--- READING PASSAGE ---

Because that is exactly why John landed at Patmos an exile. John is writing to encourage Christ’s faithful people to staunchly resist the demands of emperor worship – the worship of Caesar as god. John, in fact, believed that a showdown – a duel, perhaps – was about to take place on earth between God and Satan. And so John continually encourages these people that “Jesus is Lord” and that “Jesus is God” and that “Jesus is Emperor” not whatever Caesar is ruling this Roman Empire right now. Christians were being killed and tortured in some parts of the Empire at the writing of John’s letter to the seven churches and so John responds with encouragement.
The struggle in the Book of Revelation is like the journey of Jesus. According to the Gospel of Luke “As the time approached for him to be taken up to heaven, Jesus resolutely set out for Jerusalem” (Luke 9:51-52). To be resolutely set out for Jerusalem is to acquire tunnel vision – to ignore everything on the peripheries, especially things that don’t matter. To emphasize this, Jesus says to his disciples, “If anyone would come after me, he must deny himself and take up his cross daily and follow me. For whoever wants to save his life will lose it, but whoever loses his life for me will save it.” Is this not what happened to Mother Teresa? She got rid of every pleasurable thing, packed up, went to Calcutta to give the dying more comfortable deaths and she found the fulfilled life that God had dreamed for her since before the earth’s foundations were laid.
There’s a reason why early Christians believed some of the things they did. John the man who baptized the people of Israel on the Jordan River used to say to crowds:
“You brood of vipers! Who warned you to flee from the coming wrath? Produce fruit worthy of repentance...” (Luke 3:7-8)
John would go on saying:
“The man with two coats should share with him who has none, and the one who has food should do the same.” (Luke 3:11)
It is not surprising, then, that in the ancient Church was a shared belief that if a person had excess food in their cupboards and they knew a child was starving to death, and that child did ultimately die of starvation, the person with excess food was guilty of murder.

--- RECORDS ---

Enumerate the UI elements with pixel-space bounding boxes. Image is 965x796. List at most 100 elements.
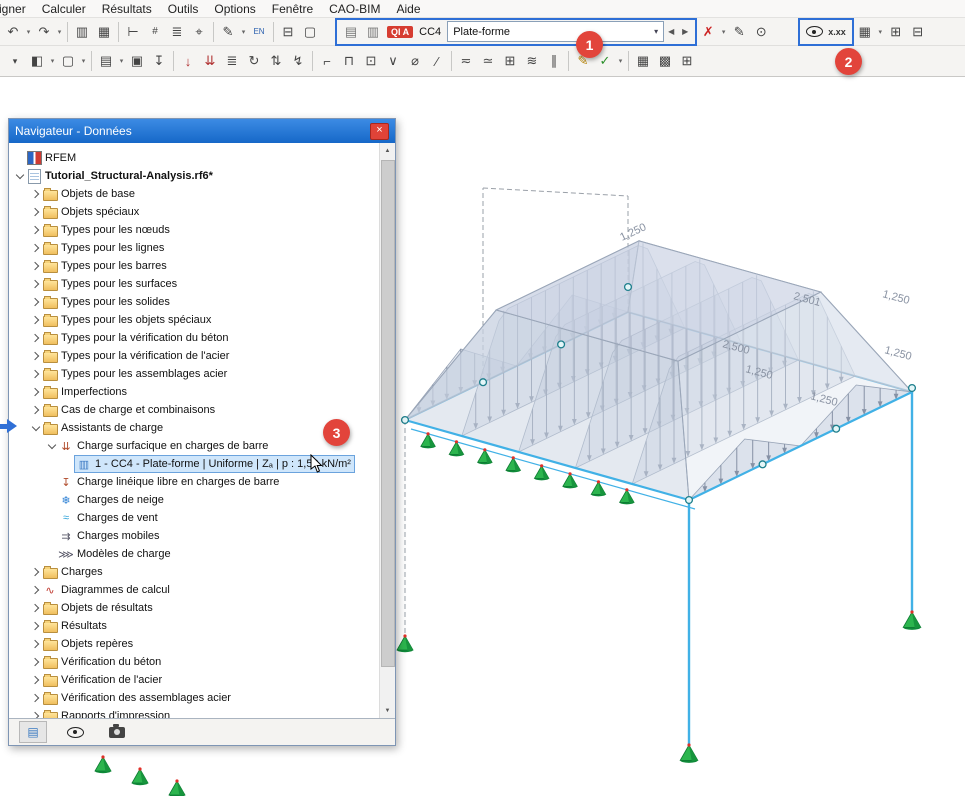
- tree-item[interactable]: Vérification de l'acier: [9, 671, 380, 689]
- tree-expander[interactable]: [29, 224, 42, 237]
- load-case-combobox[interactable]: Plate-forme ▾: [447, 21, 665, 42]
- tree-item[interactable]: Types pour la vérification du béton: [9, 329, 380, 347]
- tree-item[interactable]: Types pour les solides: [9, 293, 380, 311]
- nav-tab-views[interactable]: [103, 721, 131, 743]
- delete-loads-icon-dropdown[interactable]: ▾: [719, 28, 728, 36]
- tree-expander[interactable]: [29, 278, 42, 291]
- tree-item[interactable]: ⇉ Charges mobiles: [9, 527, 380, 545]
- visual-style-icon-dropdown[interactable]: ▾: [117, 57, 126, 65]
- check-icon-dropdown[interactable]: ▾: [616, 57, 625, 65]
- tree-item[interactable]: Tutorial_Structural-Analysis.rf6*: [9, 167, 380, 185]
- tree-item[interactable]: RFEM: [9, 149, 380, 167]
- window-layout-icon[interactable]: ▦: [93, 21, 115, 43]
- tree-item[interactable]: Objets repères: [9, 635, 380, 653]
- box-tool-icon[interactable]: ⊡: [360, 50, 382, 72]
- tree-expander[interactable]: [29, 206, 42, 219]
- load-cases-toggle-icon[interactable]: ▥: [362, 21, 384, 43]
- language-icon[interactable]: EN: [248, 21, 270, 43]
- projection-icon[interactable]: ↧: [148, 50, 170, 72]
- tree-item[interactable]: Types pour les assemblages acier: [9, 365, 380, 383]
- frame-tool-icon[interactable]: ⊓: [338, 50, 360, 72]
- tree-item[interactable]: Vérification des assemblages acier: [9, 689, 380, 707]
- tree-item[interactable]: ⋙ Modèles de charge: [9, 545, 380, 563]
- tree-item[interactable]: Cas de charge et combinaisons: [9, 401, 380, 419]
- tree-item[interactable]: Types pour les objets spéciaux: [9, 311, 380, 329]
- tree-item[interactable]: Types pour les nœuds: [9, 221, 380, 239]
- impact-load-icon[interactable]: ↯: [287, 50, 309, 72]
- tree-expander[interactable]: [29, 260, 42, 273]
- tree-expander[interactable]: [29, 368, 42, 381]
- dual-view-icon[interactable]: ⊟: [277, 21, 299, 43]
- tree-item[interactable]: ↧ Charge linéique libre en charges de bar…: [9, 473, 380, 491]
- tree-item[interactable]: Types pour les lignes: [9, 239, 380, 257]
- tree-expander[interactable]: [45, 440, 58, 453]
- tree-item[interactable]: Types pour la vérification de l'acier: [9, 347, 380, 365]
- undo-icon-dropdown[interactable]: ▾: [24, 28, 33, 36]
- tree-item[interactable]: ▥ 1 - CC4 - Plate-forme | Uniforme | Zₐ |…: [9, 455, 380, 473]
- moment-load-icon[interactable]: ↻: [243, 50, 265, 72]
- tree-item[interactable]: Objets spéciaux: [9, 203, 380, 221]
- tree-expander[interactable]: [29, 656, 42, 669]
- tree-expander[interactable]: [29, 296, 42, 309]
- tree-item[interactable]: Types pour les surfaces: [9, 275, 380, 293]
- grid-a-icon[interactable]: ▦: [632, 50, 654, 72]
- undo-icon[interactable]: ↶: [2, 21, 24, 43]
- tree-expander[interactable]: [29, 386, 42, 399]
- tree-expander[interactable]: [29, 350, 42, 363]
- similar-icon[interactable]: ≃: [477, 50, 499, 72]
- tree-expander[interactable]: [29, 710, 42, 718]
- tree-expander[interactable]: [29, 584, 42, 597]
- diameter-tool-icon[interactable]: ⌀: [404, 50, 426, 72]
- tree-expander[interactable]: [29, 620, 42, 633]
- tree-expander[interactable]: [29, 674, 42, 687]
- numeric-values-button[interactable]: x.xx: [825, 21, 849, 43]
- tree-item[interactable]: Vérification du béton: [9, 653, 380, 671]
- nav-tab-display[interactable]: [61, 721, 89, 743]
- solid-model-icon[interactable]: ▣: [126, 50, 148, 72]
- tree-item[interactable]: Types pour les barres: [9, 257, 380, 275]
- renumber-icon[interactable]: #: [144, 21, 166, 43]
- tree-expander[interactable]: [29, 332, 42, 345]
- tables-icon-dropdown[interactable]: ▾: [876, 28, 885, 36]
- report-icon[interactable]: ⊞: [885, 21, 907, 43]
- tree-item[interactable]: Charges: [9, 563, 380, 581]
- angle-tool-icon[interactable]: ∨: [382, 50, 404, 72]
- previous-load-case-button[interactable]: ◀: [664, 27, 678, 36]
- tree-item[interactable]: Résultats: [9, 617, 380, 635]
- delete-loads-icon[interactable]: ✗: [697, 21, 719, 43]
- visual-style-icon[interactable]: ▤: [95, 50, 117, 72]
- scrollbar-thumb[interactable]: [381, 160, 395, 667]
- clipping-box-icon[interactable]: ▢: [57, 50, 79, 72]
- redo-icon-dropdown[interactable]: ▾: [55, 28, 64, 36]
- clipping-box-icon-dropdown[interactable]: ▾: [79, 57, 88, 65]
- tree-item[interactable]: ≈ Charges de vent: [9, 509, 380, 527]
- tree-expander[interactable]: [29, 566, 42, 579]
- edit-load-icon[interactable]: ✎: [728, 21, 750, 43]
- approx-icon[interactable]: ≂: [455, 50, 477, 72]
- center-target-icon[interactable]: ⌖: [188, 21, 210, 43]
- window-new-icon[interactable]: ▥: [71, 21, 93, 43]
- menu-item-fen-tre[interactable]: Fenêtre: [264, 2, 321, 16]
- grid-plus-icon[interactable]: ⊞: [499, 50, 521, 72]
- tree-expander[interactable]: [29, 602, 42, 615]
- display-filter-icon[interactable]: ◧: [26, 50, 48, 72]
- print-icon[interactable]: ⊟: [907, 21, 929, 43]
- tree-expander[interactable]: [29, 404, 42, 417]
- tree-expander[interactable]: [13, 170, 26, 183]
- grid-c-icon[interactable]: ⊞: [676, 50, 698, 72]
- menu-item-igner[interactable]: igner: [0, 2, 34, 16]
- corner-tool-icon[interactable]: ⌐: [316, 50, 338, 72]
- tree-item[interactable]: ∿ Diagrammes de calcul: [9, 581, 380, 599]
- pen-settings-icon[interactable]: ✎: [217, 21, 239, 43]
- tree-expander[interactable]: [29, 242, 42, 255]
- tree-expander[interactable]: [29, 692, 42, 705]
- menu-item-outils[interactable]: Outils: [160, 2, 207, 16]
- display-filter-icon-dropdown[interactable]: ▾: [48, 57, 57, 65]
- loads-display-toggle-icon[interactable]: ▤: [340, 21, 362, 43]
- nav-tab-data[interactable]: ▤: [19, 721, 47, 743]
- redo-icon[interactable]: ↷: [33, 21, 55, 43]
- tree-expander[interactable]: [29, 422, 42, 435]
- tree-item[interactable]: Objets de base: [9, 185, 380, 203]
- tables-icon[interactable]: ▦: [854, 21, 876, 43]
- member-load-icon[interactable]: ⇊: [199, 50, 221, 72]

---

WHAT TO PRODUCE :: In the passage on Revelation and early Christian belief, what did the ancient Church hold a person with excess food guilty of if a child they knew was starving died of starvation?

WRITTEN SOLUTION :: Murder.